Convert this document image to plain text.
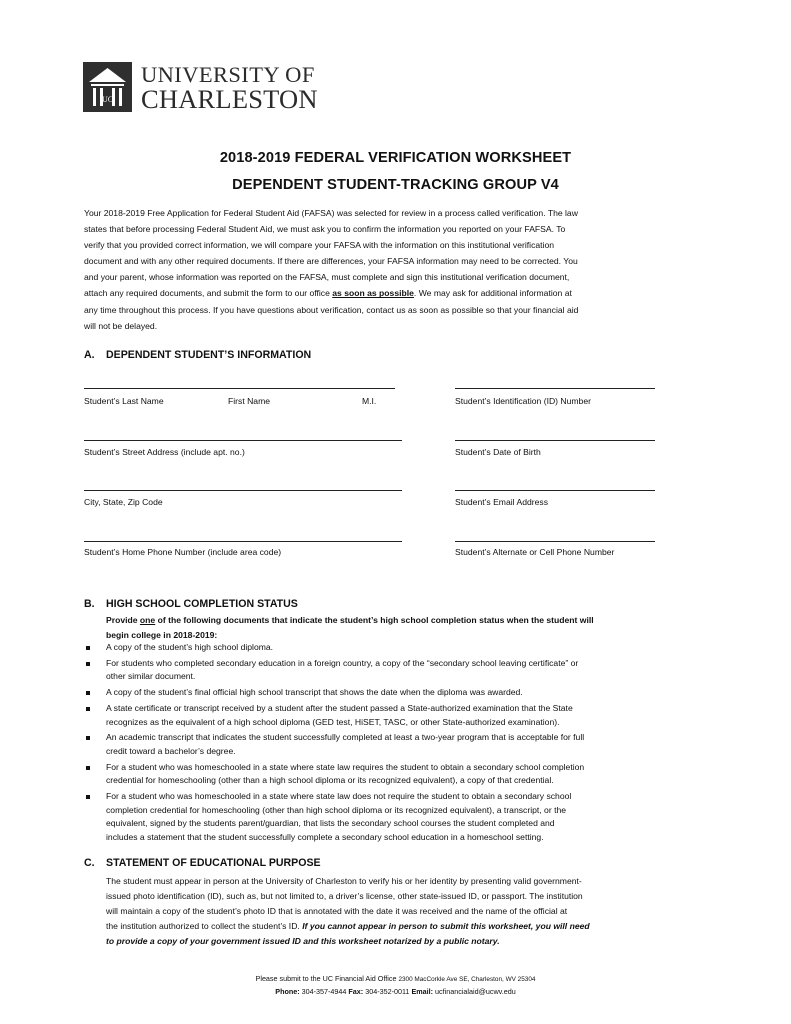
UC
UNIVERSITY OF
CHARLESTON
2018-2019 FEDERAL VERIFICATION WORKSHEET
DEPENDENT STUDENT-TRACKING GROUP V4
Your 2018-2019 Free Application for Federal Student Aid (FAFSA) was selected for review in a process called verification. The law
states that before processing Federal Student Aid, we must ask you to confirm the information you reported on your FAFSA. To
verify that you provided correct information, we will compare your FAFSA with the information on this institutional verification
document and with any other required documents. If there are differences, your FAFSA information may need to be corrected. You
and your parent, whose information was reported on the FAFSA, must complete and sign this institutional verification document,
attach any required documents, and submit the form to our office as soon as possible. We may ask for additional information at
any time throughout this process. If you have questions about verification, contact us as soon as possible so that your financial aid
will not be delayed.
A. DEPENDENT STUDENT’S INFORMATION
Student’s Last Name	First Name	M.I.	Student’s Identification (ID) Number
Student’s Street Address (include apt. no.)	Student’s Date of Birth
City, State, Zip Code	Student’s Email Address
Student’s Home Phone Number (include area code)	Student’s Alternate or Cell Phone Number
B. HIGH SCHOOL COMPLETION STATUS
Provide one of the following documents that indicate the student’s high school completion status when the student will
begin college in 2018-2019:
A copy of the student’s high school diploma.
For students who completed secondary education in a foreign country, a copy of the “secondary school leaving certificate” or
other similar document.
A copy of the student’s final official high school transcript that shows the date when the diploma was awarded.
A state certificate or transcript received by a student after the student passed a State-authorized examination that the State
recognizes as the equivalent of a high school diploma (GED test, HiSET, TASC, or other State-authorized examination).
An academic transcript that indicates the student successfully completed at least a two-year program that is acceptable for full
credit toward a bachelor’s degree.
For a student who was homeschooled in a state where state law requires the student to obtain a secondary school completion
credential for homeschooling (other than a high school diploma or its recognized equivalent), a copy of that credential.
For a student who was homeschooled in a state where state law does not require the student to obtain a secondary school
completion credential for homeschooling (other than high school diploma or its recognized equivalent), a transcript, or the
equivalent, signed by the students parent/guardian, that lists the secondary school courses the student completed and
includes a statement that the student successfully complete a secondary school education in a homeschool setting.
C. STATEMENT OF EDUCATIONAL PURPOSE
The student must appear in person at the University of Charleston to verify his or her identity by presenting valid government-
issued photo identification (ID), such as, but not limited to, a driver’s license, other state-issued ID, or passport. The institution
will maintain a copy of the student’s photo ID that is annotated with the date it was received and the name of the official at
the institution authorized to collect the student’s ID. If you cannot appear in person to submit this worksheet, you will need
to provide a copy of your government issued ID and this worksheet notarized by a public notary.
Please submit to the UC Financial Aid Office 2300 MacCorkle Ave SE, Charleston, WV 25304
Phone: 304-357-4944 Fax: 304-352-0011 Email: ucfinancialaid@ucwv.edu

=======

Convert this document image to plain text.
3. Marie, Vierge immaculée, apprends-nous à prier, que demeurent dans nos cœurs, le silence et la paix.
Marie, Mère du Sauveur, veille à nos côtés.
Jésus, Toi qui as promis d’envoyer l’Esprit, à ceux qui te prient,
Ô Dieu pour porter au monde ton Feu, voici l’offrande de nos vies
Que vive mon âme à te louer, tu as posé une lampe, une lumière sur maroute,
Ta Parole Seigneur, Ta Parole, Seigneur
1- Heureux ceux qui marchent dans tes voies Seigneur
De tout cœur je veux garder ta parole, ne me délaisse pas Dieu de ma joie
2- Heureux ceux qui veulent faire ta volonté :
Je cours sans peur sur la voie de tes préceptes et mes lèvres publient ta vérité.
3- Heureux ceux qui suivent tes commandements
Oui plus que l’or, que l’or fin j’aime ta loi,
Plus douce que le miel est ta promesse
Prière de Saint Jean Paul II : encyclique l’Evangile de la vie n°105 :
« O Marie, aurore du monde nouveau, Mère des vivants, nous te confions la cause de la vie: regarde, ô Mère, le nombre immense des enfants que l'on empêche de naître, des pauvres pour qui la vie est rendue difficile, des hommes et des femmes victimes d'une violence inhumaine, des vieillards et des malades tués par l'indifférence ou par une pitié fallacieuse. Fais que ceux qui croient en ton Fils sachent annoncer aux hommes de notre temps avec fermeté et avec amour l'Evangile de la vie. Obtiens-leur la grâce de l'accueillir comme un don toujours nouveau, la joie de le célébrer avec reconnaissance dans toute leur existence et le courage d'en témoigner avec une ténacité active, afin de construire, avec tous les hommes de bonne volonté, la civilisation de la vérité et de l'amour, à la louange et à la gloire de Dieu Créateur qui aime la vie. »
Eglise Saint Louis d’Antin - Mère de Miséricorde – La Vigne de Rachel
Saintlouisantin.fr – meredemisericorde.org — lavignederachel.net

=======

Where does the word "monde" appear? Return each line that holds it.

Task solution.
Ô Dieu pour porter au monde ton Feu, voici l’offrande de nos vies
« O Marie, aurore du monde nouveau, Mère des vivants, nous te confions la cause de la vie: regarde, ô Mère, le nombre immense des enfants que l'on empêche de naître, des pauvres pour qui la vie est rendue difficile, des hommes et des femmes victimes d'une violence inhumaine, des vieillards et des malades tués par l'indifférence ou par une pitié fallacieuse. Fais que ceux qui croient en ton Fils sachent annoncer aux hommes de notre temps avec fermeté et avec amour l'Evangile de la vie. Obtiens-leur la grâce de l'accueillir comme un don toujours nouveau, la joie de le célébrer avec reconnaissance dans toute leur existence et le courage d'en témoigner avec une ténacité active, afin de construire, avec tous les hommes de bonne volonté, la civilisation de la vérité et de l'amour, à la louange et à la gloire de Dieu Créateur qui aime la vie. »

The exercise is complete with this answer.